What you are asked to do — Set the listing down again exactly, please, apart from its pictures.

### Data shown ###

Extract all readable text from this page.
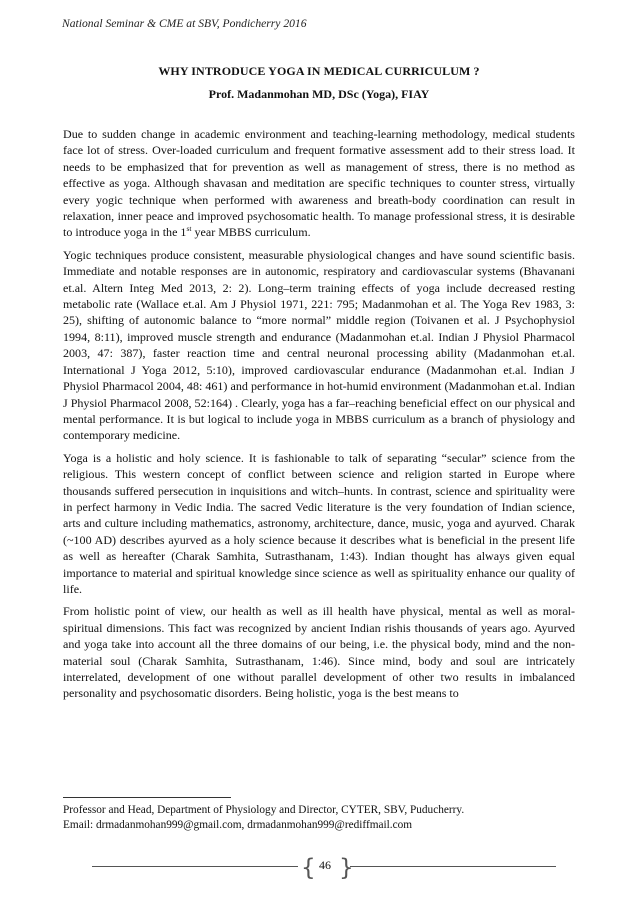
National Seminar & CME at SBV, Pondicherry 2016
WHY INTRODUCE YOGA IN MEDICAL CURRICULUM ?
Prof. Madanmohan MD, DSc (Yoga), FIAY

Due to sudden change in academic environment and teaching-learning methodology, medical students face lot of stress. Over-loaded curriculum and frequent formative assessment add to their stress load. It needs to be emphasized that for prevention as well as management of stress, there is no method as effective as yoga. Although shavasan and meditation are specific techniques to counter stress, virtually every yogic technique when performed with awareness and breath-body coordination can result in relaxation, inner peace and improved psychosomatic health. To manage professional stress, it is desirable to introduce yoga in the 1st year MBBS curriculum.

Yogic techniques produce consistent, measurable physiological changes and have sound scientific basis. Immediate and notable responses are in autonomic, respiratory and cardiovascular systems (Bhavanani et.al. Altern Integ Med 2013, 2: 2). Long–term training effects of yoga include decreased resting metabolic rate (Wallace et.al. Am J Physiol 1971, 221: 795; Madanmohan et al. The Yoga Rev 1983, 3: 25), shifting of autonomic balance to “more normal” middle region (Toivanen et al. J Psychophysiol 1994, 8:11), improved muscle strength and endurance (Madanmohan et.al. Indian J Physiol Pharmacol 2003, 47: 387), faster reaction time and central neuronal processing ability (Madanmohan et.al. International J Yoga 2012, 5:10), improved cardiovascular endurance (Madanmohan et.al. Indian J Physiol Pharmacol 2004, 48: 461) and performance in hot-humid environment (Madanmohan et.al. Indian J Physiol Pharmacol 2008, 52:164) . Clearly, yoga has a far–reaching beneficial effect on our physical and mental performance. It is but logical to include yoga in MBBS curriculum as a branch of physiology and contemporary medicine.

Yoga is a holistic and holy science. It is fashionable to talk of separating “secular” science from the religious. This western concept of conflict between science and religion started in Europe where thousands suffered persecution in inquisitions and witch–hunts. In contrast, science and spirituality were in perfect harmony in Vedic India. The sacred Vedic literature is the very foundation of Indian science, arts and culture including mathematics, astronomy, architecture, dance, music, yoga and ayurved. Charak (~100 AD) describes ayurved as a holy science because it describes what is beneficial in the present life as well as hereafter (Charak Samhita, Sutrasthanam, 1:43). Indian thought has always given equal importance to material and spiritual knowledge since science as well as spirituality enhance our quality of life.

From holistic point of view, our health as well as ill health have physical, mental as well as moral-spiritual dimensions. This fact was recognized by ancient Indian rishis thousands of years ago. Ayurved and yoga take into account all the three domains of our being, i.e. the physical body, mind and the non-material soul (Charak Samhita, Sutrasthanam, 1:46). Since mind, body and soul are intricately interrelated, development of one without parallel development of other two results in imbalanced personality and psychosomatic disorders. Being holistic, yoga is the best means to

Professor and Head, Department of Physiology and Director, CYTER, SBV, Puducherry.
Email: drmadanmohan999@gmail.com, drmadanmohan999@rediffmail.com
{ 46 }
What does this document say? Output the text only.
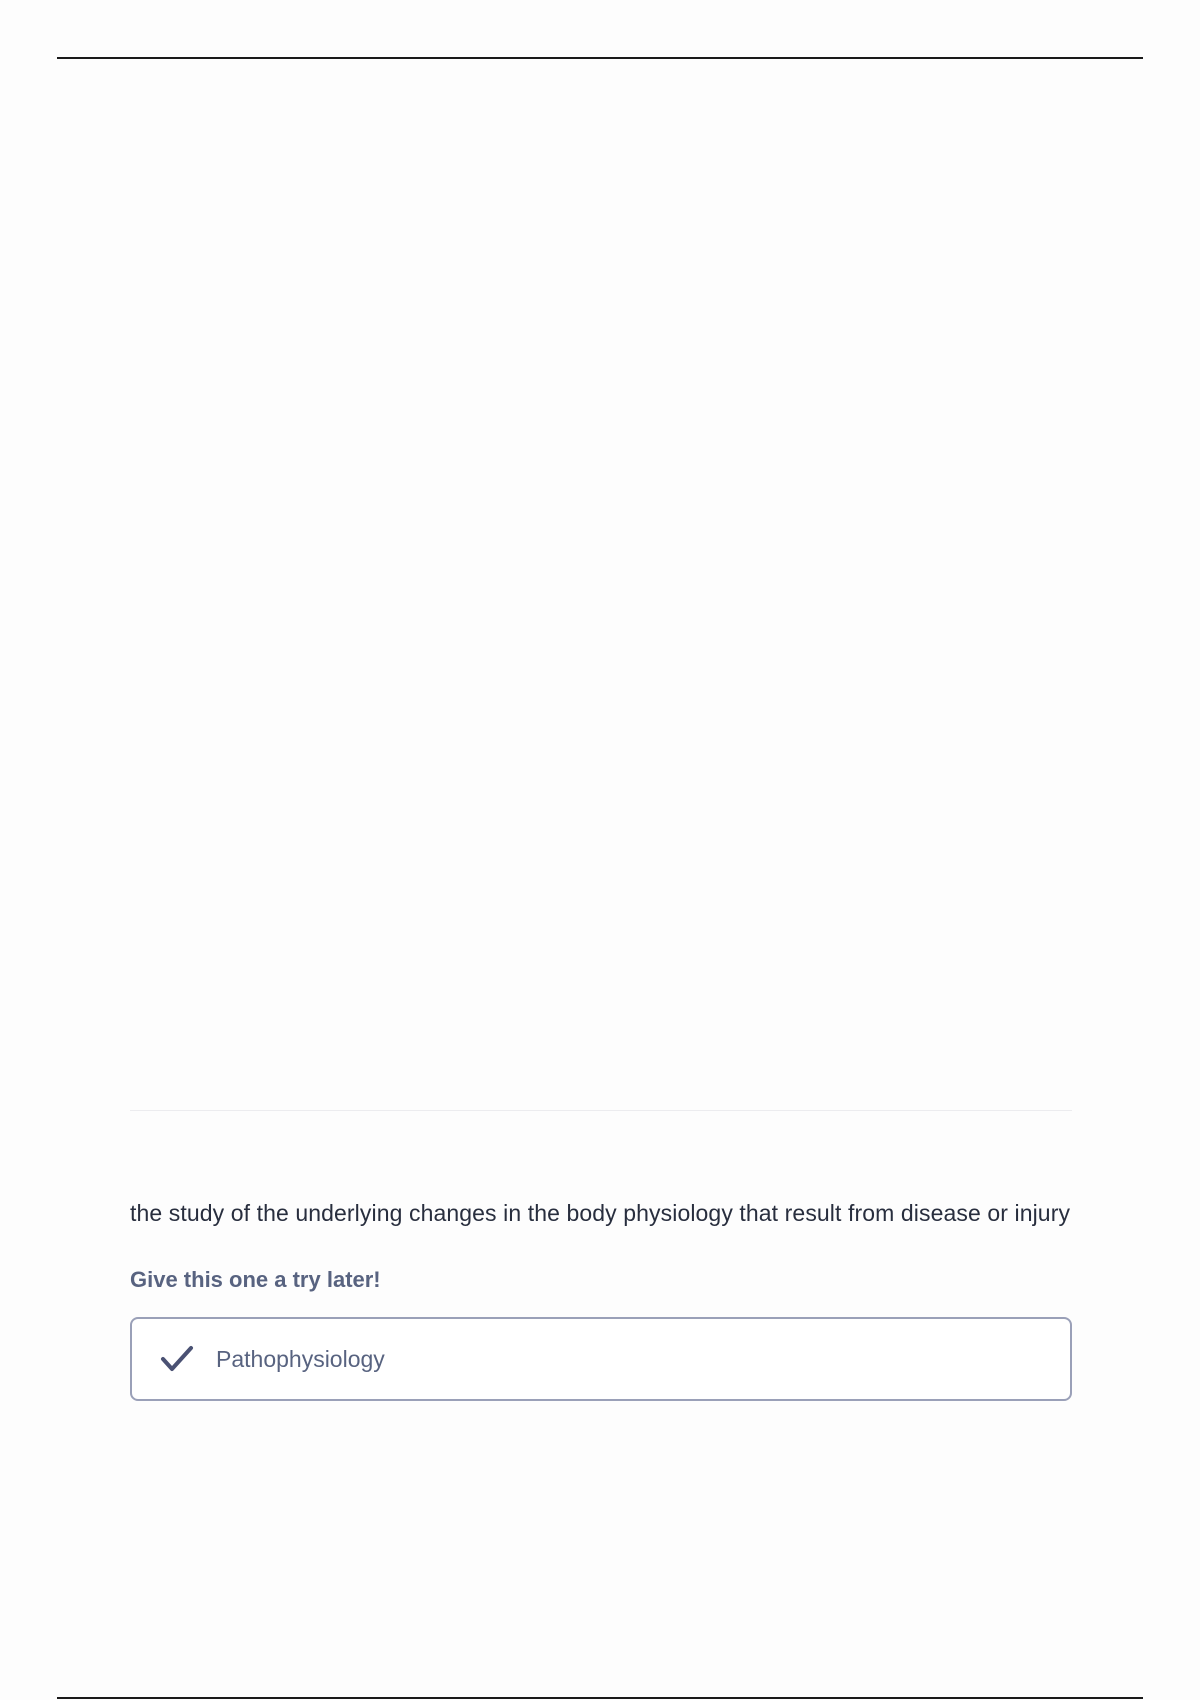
the study of the underlying changes in the body physiology that result from disease or injury

Give this one a try later!

Pathophysiology
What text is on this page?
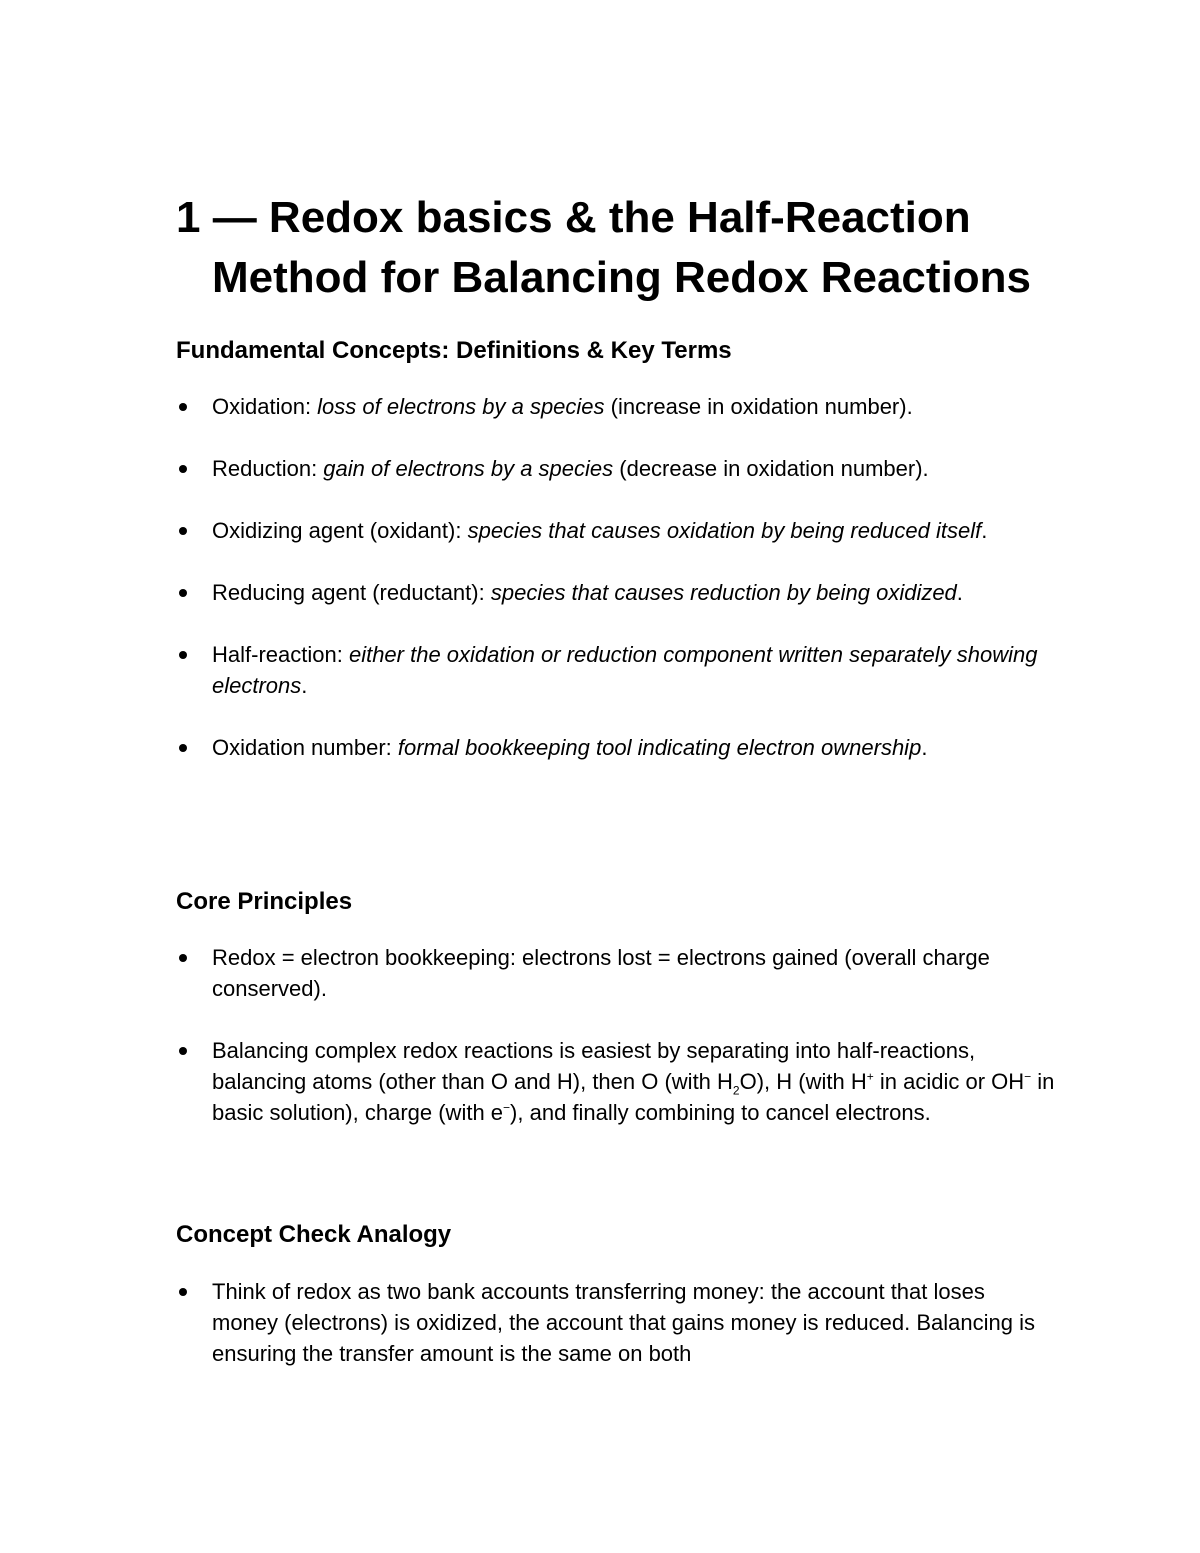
1 — Redox basics & the Half-Reaction Method for Balancing Redox Reactions
Fundamental Concepts: Definitions & Key Terms
Oxidation: loss of electrons by a species (increase in oxidation number).
Reduction: gain of electrons by a species (decrease in oxidation number).
Oxidizing agent (oxidant): species that causes oxidation by being reduced itself.
Reducing agent (reductant): species that causes reduction by being oxidized.
Half-reaction: either the oxidation or reduction component written separately showing electrons.
Oxidation number: formal bookkeeping tool indicating electron ownership.
Core Principles
Redox = electron bookkeeping: electrons lost = electrons gained (overall charge conserved).
Balancing complex redox reactions is easiest by separating into half-reactions, balancing atoms (other than O and H), then O (with $H_2O$), H (with H+ in acidic or OH− in basic solution), charge (with e−), and finally combining to cancel electrons.
Concept Check Analogy
Think of redox as two bank accounts transferring money: the account that loses money (electrons) is oxidized, the account that gains money is reduced. Balancing is ensuring the transfer amount is the same on both
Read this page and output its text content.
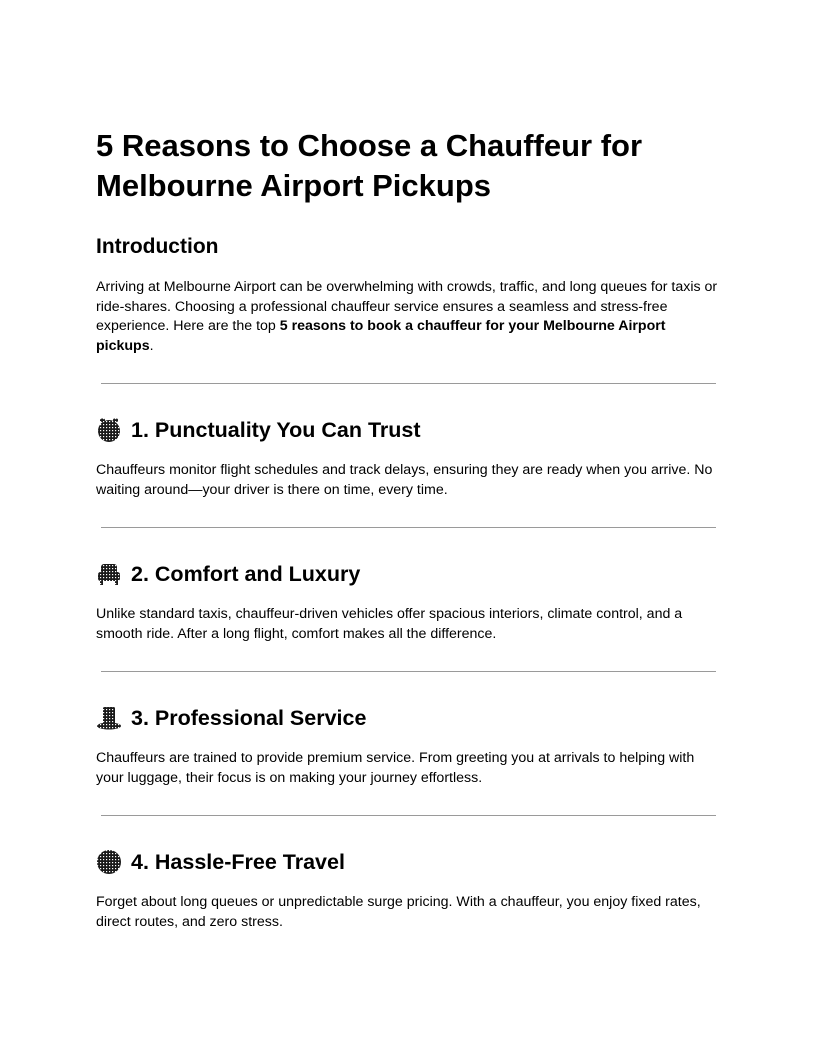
5 Reasons to Choose a Chauffeur for Melbourne Airport Pickups
Introduction

Arriving at Melbourne Airport can be overwhelming with crowds, traffic, and long queues for taxis or ride-shares. Choosing a professional chauffeur service ensures a seamless and stress-free experience. Here are the top 5 reasons to book a chauffeur for your Melbourne Airport pickups.

1. Punctuality You Can Trust

Chauffeurs monitor flight schedules and track delays, ensuring they are ready when you arrive. No waiting around—your driver is there on time, every time.

2. Comfort and Luxury

Unlike standard taxis, chauffeur-driven vehicles offer spacious interiors, climate control, and a smooth ride. After a long flight, comfort makes all the difference.

3. Professional Service

Chauffeurs are trained to provide premium service. From greeting you at arrivals to helping with your luggage, their focus is on making your journey effortless.

4. Hassle-Free Travel

Forget about long queues or unpredictable surge pricing. With a chauffeur, you enjoy fixed rates, direct routes, and zero stress.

###

Response below —
Extract all readable text from this page.
National Seminar & CME at SBV, Pondicherry 2016
WHY INTRODUCE YOGA IN MEDICAL CURRICULUM ?
Prof. Madanmohan MD, DSc (Yoga), FIAY

Due to sudden change in academic environment and teaching-learning methodology, medical students face lot of stress. Over-loaded curriculum and frequent formative assessment add to their stress load. It needs to be emphasized that for prevention as well as management of stress, there is no method as effective as yoga. Although shavasan and meditation are specific techniques to counter stress, virtually every yogic technique when performed with awareness and breath-body coordination can result in relaxation, inner peace and improved psychosomatic health. To manage professional stress, it is desirable to introduce yoga in the 1st year MBBS curriculum.

Yogic techniques produce consistent, measurable physiological changes and have sound scientific basis. Immediate and notable responses are in autonomic, respiratory and cardiovascular systems (Bhavanani et.al. Altern Integ Med 2013, 2: 2). Long–term training effects of yoga include decreased resting metabolic rate (Wallace et.al. Am J Physiol 1971, 221: 795; Madanmohan et al. The Yoga Rev 1983, 3: 25), shifting of autonomic balance to “more normal” middle region (Toivanen et al. J Psychophysiol 1994, 8:11), improved muscle strength and endurance (Madanmohan et.al. Indian J Physiol Pharmacol 2003, 47: 387), faster reaction time and central neuronal processing ability (Madanmohan et.al. International J Yoga 2012, 5:10), improved cardiovascular endurance (Madanmohan et.al. Indian J Physiol Pharmacol 2004, 48: 461) and performance in hot-humid environment (Madanmohan et.al. Indian J Physiol Pharmacol 2008, 52:164) . Clearly, yoga has a far–reaching beneficial effect on our physical and mental performance. It is but logical to include yoga in MBBS curriculum as a branch of physiology and contemporary medicine.

Yoga is a holistic and holy science. It is fashionable to talk of separating “secular” science from the religious. This western concept of conflict between science and religion started in Europe where thousands suffered persecution in inquisitions and witch–hunts. In contrast, science and spirituality were in perfect harmony in Vedic India. The sacred Vedic literature is the very foundation of Indian science, arts and culture including mathematics, astronomy, architecture, dance, music, yoga and ayurved. Charak (~100 AD) describes ayurved as a holy science because it describes what is beneficial in the present life as well as hereafter (Charak Samhita, Sutrasthanam, 1:43). Indian thought has always given equal importance to material and spiritual knowledge since science as well as spirituality enhance our quality of life.

From holistic point of view, our health as well as ill health have physical, mental as well as moral-spiritual dimensions. This fact was recognized by ancient Indian rishis thousands of years ago. Ayurved and yoga take into account all the three domains of our being, i.e. the physical body, mind and the non-material soul (Charak Samhita, Sutrasthanam, 1:46). Since mind, body and soul are intricately interrelated, development of one without parallel development of other two results in imbalanced personality and psychosomatic disorders. Being holistic, yoga is the best means to

Professor and Head, Department of Physiology and Director, CYTER, SBV, Puducherry.
Email: drmadanmohan999@gmail.com, drmadanmohan999@rediffmail.com
{ 46 }
What does this document say? Output the text only.
the study of the underlying changes in the body physiology that result from disease or injury

Give this one a try later!

Pathophysiology
What text is on this page?
1 — Redox basics & the Half-Reaction Method for Balancing Redox Reactions
Fundamental Concepts: Definitions & Key Terms
Oxidation: loss of electrons by a species (increase in oxidation number).
Reduction: gain of electrons by a species (decrease in oxidation number).
Oxidizing agent (oxidant): species that causes oxidation by being reduced itself.
Reducing agent (reductant): species that causes reduction by being oxidized.
Half-reaction: either the oxidation or reduction component written separately showing electrons.
Oxidation number: formal bookkeeping tool indicating electron ownership.
Core Principles
Redox = electron bookkeeping: electrons lost = electrons gained (overall charge conserved).
Balancing complex redox reactions is easiest by separating into half-reactions, balancing atoms (other than O and H), then O (with $H_2O$), H (with H+ in acidic or OH− in basic solution), charge (with e−), and finally combining to cancel electrons.
Concept Check Analogy
Think of redox as two bank accounts transferring money: the account that loses money (electrons) is oxidized, the account that gains money is reduced. Balancing is ensuring the transfer amount is the same on both
Read this page and output its text content.
5 Reasons to Choose a Chauffeur for Melbourne Airport Pickups
Introduction

Arriving at Melbourne Airport can be overwhelming with crowds, traffic, and long queues for taxis or ride-shares. Choosing a professional chauffeur service ensures a seamless and stress-free experience. Here are the top 5 reasons to book a chauffeur for your Melbourne Airport pickups.

1. Punctuality You Can Trust

Chauffeurs monitor flight schedules and track delays, ensuring they are ready when you arrive. No waiting around—your driver is there on time, every time.

2. Comfort and Luxury

Unlike standard taxis, chauffeur-driven vehicles offer spacious interiors, climate control, and a smooth ride. After a long flight, comfort makes all the difference.

3. Professional Service

Chauffeurs are trained to provide premium service. From greeting you at arrivals to helping with your luggage, their focus is on making your journey effortless.

4. Hassle-Free Travel

Forget about long queues or unpredictable surge pricing. With a chauffeur, you enjoy fixed rates, direct routes, and zero stress.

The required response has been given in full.